Read through the data and count the lines that contain the string "tumors"; give only the result.

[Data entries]
Segment Open

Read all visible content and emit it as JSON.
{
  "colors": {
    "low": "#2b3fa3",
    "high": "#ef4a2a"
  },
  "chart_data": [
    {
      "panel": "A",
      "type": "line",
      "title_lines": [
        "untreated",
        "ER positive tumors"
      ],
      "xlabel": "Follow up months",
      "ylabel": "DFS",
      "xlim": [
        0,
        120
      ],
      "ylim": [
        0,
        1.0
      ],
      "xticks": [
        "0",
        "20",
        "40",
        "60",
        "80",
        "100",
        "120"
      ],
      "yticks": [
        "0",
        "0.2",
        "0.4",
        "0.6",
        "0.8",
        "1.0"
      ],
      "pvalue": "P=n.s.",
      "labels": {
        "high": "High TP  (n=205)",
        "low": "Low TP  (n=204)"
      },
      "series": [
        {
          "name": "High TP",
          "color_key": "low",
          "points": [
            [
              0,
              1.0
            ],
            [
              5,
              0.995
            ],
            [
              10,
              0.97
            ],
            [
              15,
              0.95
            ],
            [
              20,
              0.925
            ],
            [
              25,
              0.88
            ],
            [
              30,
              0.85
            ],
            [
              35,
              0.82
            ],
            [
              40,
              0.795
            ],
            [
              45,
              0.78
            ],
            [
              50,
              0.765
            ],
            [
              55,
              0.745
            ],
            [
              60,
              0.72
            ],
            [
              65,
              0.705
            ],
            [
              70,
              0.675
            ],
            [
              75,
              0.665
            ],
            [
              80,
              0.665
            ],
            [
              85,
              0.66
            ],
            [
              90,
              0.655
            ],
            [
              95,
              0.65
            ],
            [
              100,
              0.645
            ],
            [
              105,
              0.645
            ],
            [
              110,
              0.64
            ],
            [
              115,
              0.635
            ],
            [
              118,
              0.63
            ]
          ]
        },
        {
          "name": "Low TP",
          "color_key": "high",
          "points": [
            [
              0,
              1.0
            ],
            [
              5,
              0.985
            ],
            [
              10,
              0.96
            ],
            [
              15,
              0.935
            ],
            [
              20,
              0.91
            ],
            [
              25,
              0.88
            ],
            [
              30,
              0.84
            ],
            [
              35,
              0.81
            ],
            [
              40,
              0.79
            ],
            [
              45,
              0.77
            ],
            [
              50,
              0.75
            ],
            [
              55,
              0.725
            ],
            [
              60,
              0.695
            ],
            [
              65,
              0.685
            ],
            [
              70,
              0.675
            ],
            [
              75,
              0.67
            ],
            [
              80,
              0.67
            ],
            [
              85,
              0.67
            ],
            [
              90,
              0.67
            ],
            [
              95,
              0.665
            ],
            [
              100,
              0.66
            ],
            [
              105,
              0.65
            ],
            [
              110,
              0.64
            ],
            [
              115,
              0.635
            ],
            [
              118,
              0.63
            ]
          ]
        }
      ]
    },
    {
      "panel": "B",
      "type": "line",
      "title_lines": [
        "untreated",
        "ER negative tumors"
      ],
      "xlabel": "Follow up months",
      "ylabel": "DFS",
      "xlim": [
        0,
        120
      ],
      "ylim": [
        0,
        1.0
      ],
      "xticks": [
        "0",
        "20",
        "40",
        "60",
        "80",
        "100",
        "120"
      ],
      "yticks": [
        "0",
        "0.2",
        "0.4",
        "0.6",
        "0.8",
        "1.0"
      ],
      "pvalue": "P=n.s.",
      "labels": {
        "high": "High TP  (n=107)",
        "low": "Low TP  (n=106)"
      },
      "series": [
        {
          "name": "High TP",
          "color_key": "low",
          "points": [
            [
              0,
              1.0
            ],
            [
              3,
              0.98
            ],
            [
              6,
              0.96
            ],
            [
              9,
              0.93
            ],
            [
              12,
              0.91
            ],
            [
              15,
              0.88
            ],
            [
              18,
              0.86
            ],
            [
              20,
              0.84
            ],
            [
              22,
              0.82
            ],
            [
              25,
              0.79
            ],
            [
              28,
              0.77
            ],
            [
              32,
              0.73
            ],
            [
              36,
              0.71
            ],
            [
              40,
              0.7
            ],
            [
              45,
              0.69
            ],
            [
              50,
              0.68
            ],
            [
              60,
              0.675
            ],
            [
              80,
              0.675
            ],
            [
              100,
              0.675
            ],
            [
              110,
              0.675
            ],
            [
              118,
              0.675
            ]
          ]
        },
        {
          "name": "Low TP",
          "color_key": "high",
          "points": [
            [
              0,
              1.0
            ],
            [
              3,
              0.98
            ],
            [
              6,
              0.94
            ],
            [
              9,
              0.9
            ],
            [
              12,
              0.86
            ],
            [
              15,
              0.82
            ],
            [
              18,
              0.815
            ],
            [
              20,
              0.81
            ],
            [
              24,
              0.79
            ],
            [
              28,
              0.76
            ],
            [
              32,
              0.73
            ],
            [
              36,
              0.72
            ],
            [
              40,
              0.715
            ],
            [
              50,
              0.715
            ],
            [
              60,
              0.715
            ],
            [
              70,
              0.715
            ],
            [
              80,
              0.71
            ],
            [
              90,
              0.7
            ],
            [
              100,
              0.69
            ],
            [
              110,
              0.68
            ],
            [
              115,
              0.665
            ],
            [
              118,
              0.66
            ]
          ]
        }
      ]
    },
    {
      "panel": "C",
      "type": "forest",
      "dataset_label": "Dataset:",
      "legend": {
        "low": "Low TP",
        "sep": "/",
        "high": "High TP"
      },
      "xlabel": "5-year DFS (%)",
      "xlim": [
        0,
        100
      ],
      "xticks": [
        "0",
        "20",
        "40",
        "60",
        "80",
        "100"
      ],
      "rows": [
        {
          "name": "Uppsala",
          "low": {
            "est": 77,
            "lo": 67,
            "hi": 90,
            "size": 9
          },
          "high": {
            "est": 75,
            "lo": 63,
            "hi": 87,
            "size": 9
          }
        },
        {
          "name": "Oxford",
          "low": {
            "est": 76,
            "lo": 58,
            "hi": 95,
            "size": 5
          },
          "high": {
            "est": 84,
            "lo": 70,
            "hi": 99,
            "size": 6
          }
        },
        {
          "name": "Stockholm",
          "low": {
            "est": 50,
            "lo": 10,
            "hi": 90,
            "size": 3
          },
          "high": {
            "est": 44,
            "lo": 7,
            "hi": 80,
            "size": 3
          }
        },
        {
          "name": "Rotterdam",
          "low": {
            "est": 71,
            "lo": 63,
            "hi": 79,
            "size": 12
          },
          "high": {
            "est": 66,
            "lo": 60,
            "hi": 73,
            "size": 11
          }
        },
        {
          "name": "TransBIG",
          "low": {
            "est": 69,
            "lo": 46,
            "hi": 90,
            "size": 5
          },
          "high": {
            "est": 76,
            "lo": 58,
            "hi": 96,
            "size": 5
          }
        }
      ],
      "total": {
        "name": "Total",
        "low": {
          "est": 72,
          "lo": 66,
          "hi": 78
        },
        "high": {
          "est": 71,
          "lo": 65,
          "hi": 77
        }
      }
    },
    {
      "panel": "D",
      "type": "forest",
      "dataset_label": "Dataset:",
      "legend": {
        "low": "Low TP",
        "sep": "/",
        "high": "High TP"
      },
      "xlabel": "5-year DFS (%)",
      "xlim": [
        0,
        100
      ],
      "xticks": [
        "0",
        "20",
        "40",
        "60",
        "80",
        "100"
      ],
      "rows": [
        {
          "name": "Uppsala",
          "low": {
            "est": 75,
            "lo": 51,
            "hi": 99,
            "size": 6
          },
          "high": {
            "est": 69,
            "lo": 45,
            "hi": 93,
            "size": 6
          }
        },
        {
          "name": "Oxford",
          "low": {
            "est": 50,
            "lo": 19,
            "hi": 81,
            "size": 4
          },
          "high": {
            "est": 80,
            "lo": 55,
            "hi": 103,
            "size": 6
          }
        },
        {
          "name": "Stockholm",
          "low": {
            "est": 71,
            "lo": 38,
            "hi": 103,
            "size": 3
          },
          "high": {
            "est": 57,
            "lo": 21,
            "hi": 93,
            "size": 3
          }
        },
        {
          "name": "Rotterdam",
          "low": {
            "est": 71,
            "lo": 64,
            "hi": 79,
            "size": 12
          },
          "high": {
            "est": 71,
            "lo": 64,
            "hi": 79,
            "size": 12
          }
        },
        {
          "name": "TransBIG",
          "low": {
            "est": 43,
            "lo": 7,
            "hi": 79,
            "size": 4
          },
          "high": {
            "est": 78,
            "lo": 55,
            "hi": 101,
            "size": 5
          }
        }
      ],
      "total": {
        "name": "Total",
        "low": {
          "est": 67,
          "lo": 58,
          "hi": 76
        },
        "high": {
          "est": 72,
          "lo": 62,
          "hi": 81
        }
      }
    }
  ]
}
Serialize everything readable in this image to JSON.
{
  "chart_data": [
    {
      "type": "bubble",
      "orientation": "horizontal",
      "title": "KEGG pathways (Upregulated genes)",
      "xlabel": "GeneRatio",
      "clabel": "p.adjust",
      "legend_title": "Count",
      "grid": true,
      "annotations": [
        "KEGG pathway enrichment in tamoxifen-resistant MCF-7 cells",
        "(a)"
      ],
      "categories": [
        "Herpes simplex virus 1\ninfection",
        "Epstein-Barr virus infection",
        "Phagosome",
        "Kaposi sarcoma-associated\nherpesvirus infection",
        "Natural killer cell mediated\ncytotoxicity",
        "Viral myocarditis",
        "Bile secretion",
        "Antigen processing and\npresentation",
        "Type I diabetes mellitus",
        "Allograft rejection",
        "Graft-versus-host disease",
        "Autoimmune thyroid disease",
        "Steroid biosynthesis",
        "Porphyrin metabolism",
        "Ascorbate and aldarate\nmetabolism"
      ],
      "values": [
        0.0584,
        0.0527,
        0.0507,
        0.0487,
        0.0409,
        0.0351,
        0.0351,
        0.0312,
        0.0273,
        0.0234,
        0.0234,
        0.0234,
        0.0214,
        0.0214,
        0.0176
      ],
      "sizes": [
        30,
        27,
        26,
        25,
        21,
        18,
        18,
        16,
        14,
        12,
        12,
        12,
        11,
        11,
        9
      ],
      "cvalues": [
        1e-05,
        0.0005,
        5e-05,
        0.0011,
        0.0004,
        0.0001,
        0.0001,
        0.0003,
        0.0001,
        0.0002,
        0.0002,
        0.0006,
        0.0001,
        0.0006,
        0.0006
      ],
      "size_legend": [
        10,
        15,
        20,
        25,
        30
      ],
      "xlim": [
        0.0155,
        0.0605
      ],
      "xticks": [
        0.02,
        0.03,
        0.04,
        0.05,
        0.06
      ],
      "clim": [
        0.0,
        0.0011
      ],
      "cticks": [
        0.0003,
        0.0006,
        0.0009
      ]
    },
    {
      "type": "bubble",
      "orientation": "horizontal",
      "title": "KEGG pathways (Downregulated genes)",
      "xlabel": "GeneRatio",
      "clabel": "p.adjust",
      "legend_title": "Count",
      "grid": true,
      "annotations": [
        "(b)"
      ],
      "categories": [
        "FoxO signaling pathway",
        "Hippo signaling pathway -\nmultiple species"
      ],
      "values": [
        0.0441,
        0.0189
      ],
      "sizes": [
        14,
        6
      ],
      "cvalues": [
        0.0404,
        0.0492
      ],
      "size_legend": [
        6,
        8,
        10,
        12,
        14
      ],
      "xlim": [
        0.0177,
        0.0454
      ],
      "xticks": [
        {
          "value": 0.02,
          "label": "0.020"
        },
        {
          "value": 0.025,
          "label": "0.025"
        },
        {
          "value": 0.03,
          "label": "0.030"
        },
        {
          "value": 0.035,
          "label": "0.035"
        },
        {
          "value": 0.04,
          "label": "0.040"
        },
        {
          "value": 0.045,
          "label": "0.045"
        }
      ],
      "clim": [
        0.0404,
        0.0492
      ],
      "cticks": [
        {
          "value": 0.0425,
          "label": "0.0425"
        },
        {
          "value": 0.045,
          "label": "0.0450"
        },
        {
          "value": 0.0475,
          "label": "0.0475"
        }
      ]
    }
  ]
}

Segment Closed

## [EXERCISE SOLUTION]
2